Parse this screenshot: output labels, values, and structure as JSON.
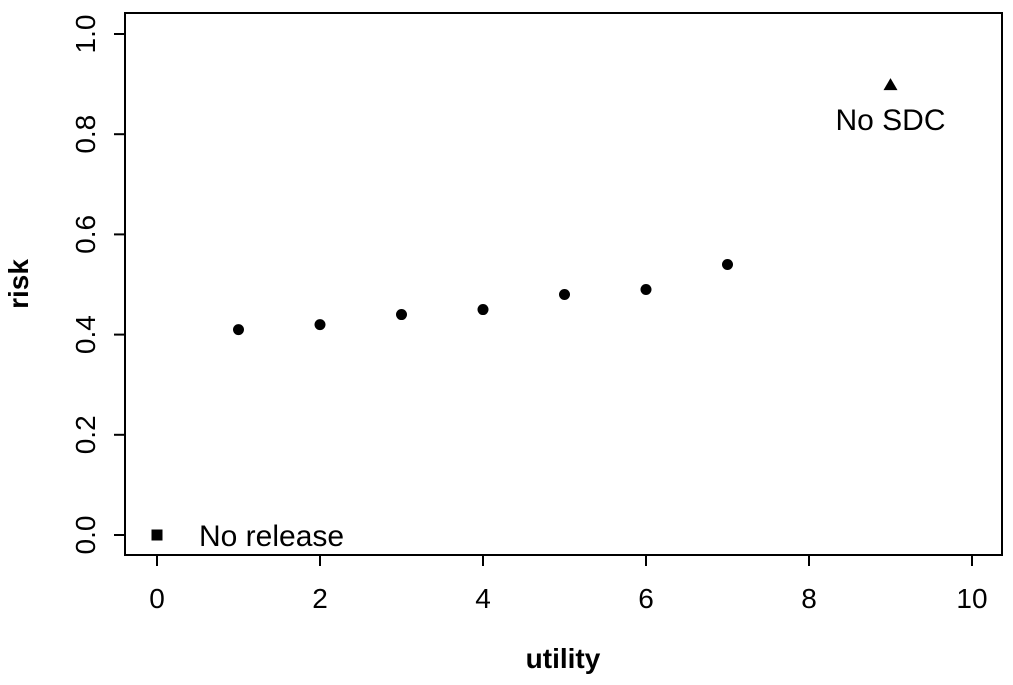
{
  "chart_data": {
    "type": "scatter",
    "title": "",
    "xlabel": "utility",
    "ylabel": "risk",
    "xlim": [
      0,
      10
    ],
    "ylim": [
      0,
      1
    ],
    "x_ticks": [
      0,
      2,
      4,
      6,
      8,
      10
    ],
    "y_ticks": [
      0.0,
      0.2,
      0.4,
      0.6,
      0.8,
      1.0
    ],
    "x_tick_labels": [
      "0",
      "2",
      "4",
      "6",
      "8",
      "10"
    ],
    "y_tick_labels": [
      "0.0",
      "0.2",
      "0.4",
      "0.6",
      "0.8",
      "1.0"
    ],
    "grid": false,
    "series": [
      {
        "marker": "circle",
        "x": [
          1,
          2,
          3,
          4,
          5,
          6,
          7
        ],
        "y": [
          0.41,
          0.42,
          0.44,
          0.45,
          0.48,
          0.49,
          0.54
        ]
      },
      {
        "marker": "square",
        "label": "No release",
        "x": [
          0
        ],
        "y": [
          0.0
        ]
      },
      {
        "marker": "triangle",
        "label": "No SDC",
        "x": [
          9
        ],
        "y": [
          0.9
        ]
      }
    ],
    "marker_color": "#000000"
  }
}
========
▶ _WHAT THIS TASK INVOLVES_: Go through the listing above and write it out again exactly, dropping the pictures.

▶ _COMPLETE OUTPUT_:
Parse this screenshot: output labels, values, and structure as JSON.
{
  "chart_data": {
    "type": "scatter",
    "title": "",
    "xlabel": "utility",
    "ylabel": "risk",
    "xlim": [
      0,
      10
    ],
    "ylim": [
      0,
      1
    ],
    "x_ticks": [
      0,
      2,
      4,
      6,
      8,
      10
    ],
    "y_ticks": [
      0.0,
      0.2,
      0.4,
      0.6,
      0.8,
      1.0
    ],
    "x_tick_labels": [
      "0",
      "2",
      "4",
      "6",
      "8",
      "10"
    ],
    "y_tick_labels": [
      "0.0",
      "0.2",
      "0.4",
      "0.6",
      "0.8",
      "1.0"
    ],
    "grid": false,
    "series": [
      {
        "marker": "circle",
        "x": [
          1,
          2,
          3,
          4,
          5,
          6,
          7
        ],
        "y": [
          0.41,
          0.42,
          0.44,
          0.45,
          0.48,
          0.49,
          0.54
        ]
      },
      {
        "marker": "square",
        "label": "No release",
        "x": [
          0
        ],
        "y": [
          0.0
        ]
      },
      {
        "marker": "triangle",
        "label": "No SDC",
        "x": [
          9
        ],
        "y": [
          0.9
        ]
      }
    ],
    "marker_color": "#000000"
  }
}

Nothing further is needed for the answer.